(EXERCISE GOAL):
Go through the data below. Pull out every line that has the word "Member".

[Start of DATASET ENTRIES]

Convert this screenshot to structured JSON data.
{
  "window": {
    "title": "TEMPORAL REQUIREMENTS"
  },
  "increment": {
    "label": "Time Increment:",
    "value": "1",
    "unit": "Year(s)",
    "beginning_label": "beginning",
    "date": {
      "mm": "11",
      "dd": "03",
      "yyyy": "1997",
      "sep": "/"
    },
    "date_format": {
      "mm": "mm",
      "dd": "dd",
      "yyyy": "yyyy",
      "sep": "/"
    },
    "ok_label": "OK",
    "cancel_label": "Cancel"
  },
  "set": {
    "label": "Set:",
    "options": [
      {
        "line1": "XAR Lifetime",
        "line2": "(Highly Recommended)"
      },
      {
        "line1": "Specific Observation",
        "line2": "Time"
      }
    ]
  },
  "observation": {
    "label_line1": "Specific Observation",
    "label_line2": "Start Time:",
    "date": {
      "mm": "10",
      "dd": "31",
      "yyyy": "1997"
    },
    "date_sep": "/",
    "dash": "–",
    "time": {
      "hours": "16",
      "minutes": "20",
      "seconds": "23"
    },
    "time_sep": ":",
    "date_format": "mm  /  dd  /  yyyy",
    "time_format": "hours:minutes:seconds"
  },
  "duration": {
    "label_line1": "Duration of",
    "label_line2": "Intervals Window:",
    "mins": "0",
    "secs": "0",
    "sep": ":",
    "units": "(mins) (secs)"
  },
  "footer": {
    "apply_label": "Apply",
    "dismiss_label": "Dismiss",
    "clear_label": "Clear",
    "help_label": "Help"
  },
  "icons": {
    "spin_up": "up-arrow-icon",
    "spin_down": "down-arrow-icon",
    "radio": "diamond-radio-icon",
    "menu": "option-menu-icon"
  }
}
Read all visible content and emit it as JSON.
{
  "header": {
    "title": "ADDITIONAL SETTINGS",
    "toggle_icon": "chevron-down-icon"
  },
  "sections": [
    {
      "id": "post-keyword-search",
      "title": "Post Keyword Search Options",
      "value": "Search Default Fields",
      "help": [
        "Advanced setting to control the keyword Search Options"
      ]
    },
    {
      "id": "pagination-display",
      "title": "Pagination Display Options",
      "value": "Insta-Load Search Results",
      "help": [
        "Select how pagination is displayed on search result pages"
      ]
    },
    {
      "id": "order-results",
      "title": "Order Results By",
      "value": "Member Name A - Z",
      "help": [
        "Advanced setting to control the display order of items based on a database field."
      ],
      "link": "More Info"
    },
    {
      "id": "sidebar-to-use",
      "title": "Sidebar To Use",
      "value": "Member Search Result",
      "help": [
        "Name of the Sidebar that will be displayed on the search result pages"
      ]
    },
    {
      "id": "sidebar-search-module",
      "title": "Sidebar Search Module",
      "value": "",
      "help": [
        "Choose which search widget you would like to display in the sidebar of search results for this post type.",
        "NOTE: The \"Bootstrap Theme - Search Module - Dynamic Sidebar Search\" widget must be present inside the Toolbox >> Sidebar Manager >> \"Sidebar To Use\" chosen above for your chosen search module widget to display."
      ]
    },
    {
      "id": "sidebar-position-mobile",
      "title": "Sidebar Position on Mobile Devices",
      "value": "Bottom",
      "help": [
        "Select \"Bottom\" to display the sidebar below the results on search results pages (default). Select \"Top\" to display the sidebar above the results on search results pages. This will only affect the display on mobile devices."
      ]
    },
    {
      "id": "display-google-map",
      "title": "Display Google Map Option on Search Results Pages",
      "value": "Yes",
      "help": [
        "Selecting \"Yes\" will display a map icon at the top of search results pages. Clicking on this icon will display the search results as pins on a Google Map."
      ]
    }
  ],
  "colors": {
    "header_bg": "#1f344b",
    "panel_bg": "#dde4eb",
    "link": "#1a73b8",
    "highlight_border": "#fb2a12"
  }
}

[End of DATASET ENTRIES]

(THE SOLUTION):
      "value": "Member Name A - Z",
      "value": "Member Search Result",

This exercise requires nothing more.